> [Written problem] Locate each line in the records containing "caption". Copy it.

(Dataset rows about figures)
=====

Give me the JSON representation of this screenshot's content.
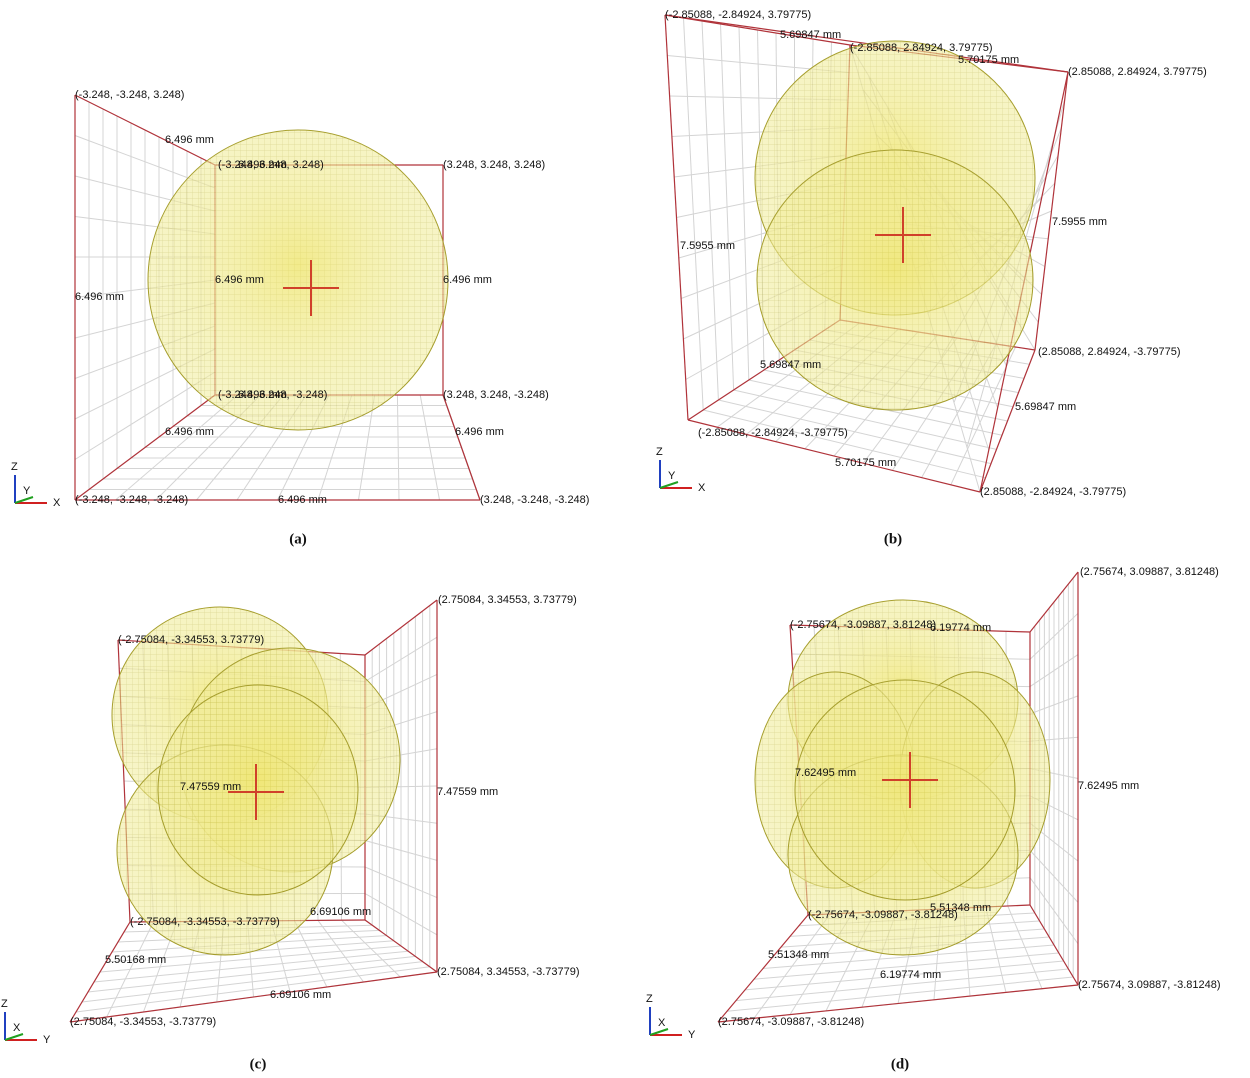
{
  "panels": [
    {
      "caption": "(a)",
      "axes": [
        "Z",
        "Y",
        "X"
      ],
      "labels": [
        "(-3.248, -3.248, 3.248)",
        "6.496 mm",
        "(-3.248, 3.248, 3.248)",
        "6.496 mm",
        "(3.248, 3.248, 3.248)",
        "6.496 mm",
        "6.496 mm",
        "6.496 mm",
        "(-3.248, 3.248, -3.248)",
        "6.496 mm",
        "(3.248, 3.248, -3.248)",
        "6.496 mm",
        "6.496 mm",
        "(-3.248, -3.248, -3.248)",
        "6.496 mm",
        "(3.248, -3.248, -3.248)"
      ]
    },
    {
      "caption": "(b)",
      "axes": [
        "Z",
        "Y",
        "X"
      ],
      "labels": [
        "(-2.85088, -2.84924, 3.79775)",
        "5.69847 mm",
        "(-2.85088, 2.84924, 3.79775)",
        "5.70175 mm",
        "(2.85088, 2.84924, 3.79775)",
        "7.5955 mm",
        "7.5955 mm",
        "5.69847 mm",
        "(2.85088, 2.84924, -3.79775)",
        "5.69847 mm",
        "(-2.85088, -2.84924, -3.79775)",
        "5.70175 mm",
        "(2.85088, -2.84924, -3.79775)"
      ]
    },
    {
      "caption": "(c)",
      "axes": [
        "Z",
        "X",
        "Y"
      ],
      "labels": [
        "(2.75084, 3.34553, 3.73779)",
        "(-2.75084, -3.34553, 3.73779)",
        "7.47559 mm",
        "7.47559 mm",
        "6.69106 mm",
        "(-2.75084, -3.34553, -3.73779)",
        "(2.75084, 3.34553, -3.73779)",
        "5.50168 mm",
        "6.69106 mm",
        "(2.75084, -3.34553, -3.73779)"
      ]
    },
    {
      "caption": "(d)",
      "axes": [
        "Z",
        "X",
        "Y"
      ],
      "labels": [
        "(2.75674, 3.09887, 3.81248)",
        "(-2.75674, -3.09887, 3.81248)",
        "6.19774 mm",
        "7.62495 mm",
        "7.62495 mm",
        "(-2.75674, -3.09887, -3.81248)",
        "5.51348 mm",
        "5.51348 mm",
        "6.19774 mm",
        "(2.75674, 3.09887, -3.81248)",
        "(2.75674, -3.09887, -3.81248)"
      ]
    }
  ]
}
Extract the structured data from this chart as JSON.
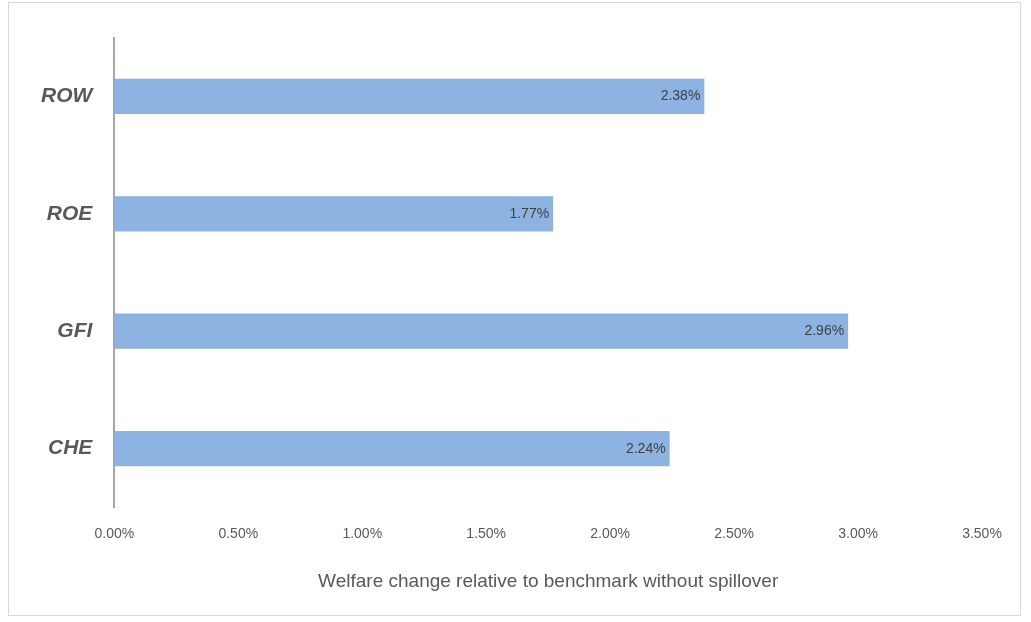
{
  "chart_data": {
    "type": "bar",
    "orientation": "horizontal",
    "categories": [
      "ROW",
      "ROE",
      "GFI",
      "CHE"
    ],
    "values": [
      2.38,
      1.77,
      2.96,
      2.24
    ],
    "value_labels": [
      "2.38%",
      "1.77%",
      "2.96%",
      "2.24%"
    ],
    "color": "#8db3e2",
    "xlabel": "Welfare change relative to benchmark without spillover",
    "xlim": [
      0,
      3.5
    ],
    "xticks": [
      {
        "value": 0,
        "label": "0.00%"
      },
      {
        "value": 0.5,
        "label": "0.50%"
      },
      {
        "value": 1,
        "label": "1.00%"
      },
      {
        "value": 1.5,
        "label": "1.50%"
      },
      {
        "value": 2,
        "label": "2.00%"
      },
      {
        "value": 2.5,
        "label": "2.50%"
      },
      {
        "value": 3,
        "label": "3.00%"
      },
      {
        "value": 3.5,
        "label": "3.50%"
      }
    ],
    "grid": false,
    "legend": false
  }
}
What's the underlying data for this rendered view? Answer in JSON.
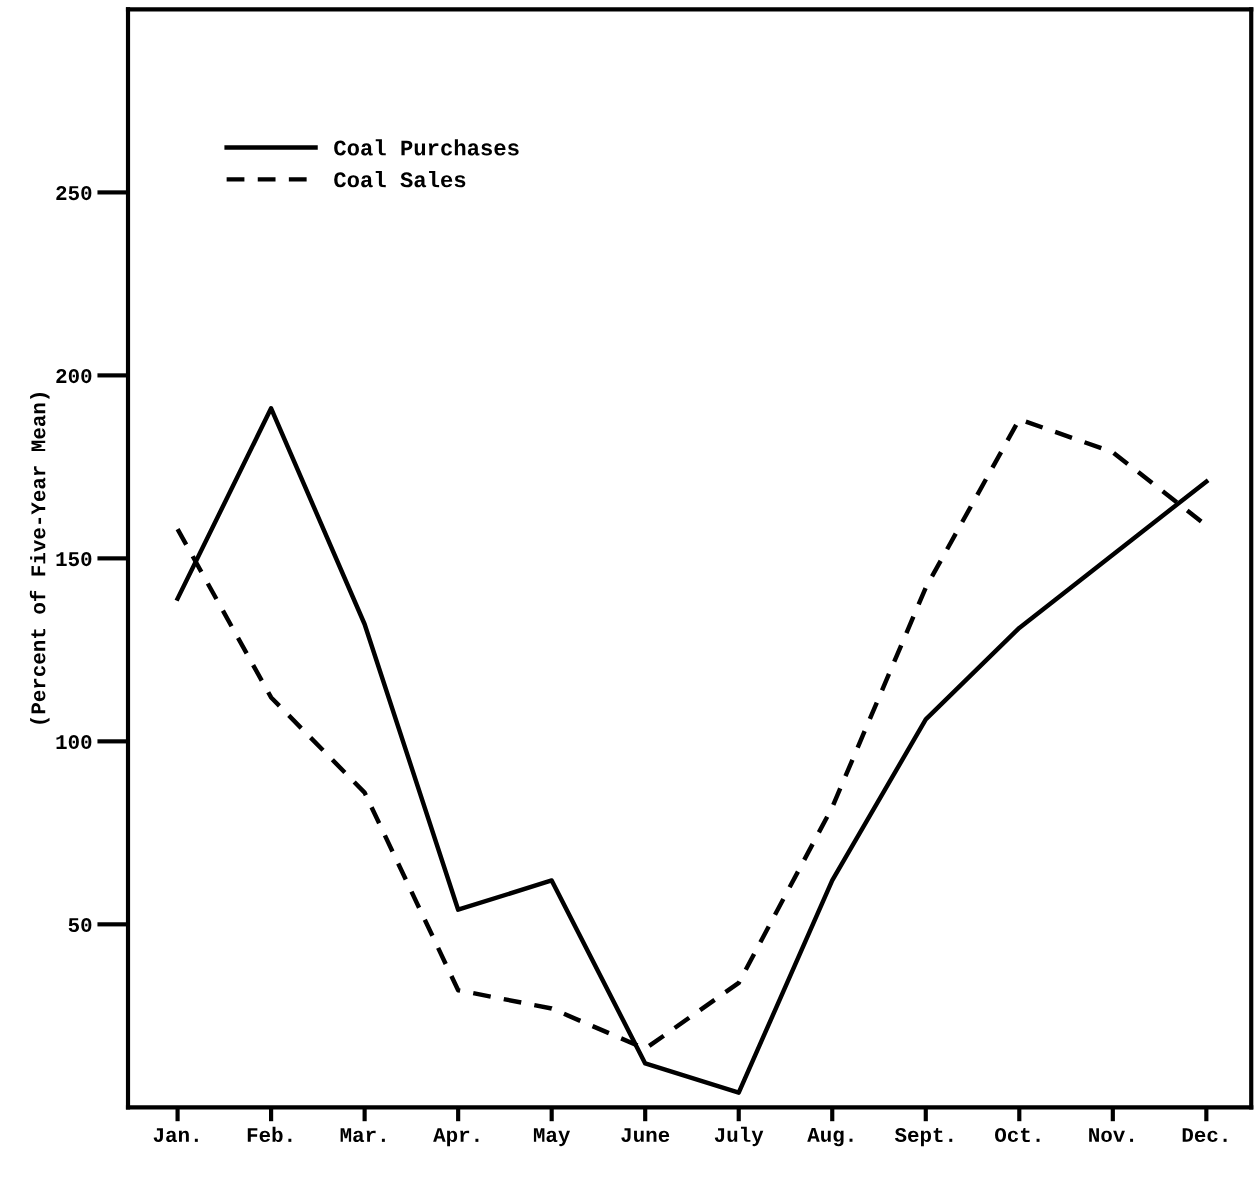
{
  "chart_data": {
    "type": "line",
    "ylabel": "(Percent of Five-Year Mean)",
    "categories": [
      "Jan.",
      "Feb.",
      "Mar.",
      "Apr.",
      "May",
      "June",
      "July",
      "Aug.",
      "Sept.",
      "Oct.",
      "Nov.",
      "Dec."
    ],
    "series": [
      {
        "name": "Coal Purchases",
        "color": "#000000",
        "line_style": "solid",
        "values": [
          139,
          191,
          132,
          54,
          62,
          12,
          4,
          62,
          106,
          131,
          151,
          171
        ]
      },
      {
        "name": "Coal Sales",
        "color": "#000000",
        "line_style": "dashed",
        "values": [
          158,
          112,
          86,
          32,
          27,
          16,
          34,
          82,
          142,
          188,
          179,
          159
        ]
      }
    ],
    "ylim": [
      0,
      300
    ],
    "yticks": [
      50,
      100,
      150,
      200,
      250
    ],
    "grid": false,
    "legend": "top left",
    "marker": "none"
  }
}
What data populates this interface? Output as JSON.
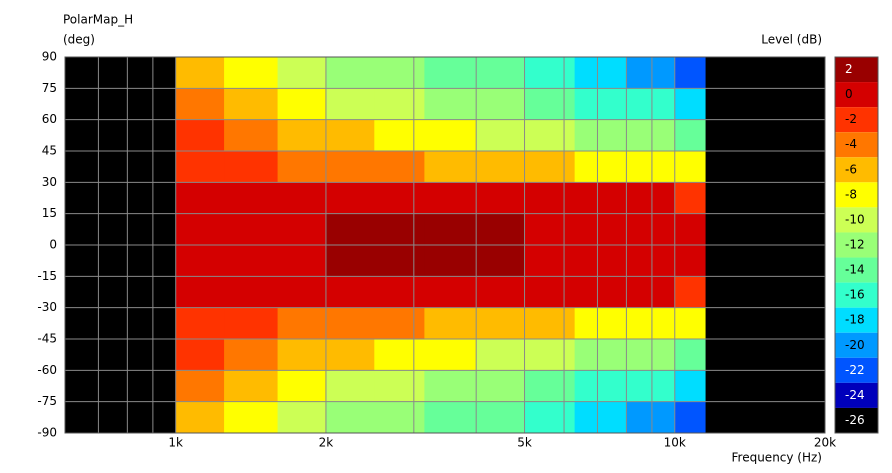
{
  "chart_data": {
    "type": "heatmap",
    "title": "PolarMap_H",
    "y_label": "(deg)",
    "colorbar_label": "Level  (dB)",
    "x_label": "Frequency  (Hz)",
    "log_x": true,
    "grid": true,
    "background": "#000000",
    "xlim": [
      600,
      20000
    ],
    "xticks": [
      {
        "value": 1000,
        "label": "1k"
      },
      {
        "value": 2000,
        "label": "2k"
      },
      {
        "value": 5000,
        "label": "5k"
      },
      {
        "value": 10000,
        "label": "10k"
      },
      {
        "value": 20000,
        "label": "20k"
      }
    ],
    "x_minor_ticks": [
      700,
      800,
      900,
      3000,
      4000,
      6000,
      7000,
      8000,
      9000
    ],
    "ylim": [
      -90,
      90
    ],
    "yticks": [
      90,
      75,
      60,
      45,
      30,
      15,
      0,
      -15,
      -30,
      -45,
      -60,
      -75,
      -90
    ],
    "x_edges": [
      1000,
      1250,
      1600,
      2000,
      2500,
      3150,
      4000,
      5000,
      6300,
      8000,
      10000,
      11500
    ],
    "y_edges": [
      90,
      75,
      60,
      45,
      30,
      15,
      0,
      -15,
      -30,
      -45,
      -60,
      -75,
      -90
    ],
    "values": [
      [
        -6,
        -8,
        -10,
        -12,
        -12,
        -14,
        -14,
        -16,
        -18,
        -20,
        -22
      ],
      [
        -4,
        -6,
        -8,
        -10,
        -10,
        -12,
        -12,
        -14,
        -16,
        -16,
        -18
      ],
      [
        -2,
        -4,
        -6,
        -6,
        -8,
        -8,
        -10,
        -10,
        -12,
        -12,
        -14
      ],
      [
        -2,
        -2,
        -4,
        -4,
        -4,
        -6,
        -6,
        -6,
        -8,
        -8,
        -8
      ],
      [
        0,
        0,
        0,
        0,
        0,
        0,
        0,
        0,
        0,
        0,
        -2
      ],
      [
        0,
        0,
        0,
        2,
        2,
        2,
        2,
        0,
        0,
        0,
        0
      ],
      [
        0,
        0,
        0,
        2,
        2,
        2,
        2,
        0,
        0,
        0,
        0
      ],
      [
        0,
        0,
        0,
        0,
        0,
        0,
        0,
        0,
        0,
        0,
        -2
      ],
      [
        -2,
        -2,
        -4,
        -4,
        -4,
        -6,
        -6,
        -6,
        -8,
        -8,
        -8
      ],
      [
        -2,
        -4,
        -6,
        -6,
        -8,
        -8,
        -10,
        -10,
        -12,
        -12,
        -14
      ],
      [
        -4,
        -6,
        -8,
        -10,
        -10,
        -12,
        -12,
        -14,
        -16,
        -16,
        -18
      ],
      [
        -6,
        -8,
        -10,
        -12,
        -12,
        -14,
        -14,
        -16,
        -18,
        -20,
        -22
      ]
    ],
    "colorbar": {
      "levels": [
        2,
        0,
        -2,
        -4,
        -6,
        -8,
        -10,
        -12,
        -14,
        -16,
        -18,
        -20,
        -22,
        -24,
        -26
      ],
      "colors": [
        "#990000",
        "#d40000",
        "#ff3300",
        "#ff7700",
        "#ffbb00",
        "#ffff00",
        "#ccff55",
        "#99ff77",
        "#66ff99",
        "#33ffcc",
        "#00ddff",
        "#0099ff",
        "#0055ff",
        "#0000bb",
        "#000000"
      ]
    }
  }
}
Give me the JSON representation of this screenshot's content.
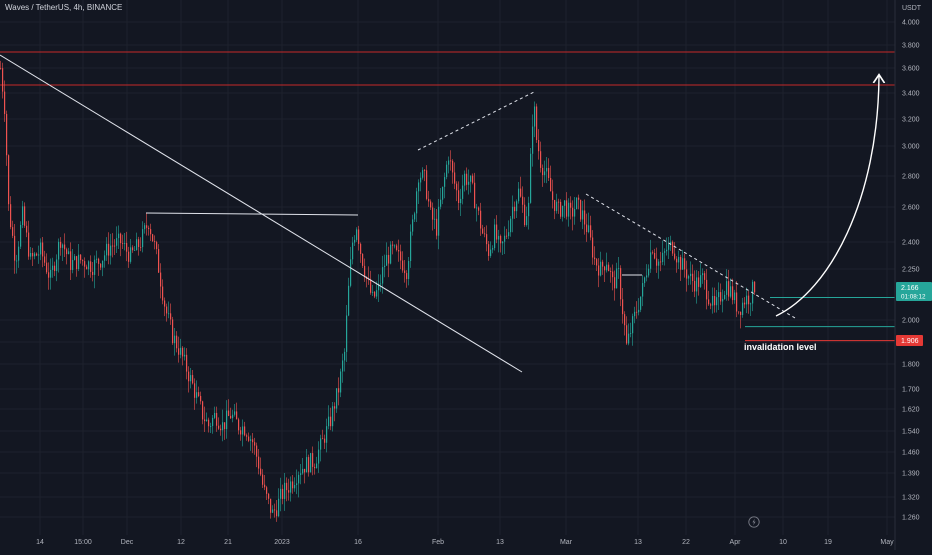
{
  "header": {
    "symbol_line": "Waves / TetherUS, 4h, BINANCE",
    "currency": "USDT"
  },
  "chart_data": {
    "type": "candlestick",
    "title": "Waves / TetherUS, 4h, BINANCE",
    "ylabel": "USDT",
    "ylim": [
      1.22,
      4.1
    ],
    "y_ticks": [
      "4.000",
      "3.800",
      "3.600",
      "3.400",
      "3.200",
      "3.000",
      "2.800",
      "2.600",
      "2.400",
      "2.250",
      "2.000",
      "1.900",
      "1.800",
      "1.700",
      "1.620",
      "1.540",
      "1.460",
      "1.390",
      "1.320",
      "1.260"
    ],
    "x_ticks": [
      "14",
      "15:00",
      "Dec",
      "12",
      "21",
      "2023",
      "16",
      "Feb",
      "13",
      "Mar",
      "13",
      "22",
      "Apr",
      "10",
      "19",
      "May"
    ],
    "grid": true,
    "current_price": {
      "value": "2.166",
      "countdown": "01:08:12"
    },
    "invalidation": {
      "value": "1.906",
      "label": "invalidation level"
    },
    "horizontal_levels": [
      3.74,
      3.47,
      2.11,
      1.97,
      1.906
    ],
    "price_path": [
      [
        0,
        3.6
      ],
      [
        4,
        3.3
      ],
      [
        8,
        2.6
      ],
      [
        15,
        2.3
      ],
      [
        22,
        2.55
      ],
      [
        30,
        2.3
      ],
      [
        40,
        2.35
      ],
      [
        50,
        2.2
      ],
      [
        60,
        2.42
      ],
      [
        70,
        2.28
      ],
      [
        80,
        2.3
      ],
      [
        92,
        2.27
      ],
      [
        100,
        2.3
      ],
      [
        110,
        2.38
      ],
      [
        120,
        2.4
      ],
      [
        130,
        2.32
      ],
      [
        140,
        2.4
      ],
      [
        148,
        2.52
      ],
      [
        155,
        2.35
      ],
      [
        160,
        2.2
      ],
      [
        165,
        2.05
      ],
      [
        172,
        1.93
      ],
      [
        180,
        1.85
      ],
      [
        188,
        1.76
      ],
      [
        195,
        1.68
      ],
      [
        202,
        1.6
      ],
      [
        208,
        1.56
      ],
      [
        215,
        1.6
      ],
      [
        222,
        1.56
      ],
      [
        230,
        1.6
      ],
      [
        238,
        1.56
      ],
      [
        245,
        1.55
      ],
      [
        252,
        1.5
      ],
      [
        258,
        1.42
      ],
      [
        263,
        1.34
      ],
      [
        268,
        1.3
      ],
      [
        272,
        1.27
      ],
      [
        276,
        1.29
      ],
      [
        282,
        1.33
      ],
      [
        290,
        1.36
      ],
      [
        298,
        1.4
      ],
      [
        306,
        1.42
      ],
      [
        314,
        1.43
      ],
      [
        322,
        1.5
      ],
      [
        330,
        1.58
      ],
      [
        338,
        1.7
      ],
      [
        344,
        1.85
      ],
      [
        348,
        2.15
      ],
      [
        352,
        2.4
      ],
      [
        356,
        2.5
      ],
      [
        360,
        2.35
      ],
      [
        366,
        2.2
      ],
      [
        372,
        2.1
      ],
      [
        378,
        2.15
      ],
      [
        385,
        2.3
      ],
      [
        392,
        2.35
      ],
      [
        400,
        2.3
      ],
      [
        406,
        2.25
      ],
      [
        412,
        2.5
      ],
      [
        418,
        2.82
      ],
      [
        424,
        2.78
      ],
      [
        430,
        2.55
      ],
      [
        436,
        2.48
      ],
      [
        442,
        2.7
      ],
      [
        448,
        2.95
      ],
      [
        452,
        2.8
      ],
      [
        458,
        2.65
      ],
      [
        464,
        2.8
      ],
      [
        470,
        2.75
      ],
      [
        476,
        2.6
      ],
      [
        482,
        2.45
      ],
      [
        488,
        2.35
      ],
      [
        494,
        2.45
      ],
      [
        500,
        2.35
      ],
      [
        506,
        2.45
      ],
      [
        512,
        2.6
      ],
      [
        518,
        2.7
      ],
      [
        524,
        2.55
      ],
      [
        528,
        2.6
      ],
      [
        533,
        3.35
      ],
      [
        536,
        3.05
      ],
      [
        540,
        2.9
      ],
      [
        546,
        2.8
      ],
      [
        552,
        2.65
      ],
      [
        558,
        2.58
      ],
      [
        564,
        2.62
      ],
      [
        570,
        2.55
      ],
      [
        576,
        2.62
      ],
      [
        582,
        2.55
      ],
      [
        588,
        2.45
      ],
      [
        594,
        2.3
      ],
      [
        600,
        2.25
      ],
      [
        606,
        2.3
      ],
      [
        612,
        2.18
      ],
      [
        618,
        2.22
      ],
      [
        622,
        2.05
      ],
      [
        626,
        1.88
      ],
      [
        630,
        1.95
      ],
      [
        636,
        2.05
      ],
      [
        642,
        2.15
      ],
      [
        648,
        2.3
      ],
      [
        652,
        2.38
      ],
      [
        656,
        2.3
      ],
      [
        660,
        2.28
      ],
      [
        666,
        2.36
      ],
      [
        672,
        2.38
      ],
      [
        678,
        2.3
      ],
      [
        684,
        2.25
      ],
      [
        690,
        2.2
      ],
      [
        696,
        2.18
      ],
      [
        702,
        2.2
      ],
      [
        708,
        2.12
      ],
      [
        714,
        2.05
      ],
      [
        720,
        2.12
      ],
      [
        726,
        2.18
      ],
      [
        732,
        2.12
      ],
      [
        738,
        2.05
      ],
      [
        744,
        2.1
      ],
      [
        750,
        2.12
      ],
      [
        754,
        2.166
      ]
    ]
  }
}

=====

> [Response to the task]
      "caption": "(a)",
      "caption": "(b)",
      "caption": "(c)",
      "caption": "(d)",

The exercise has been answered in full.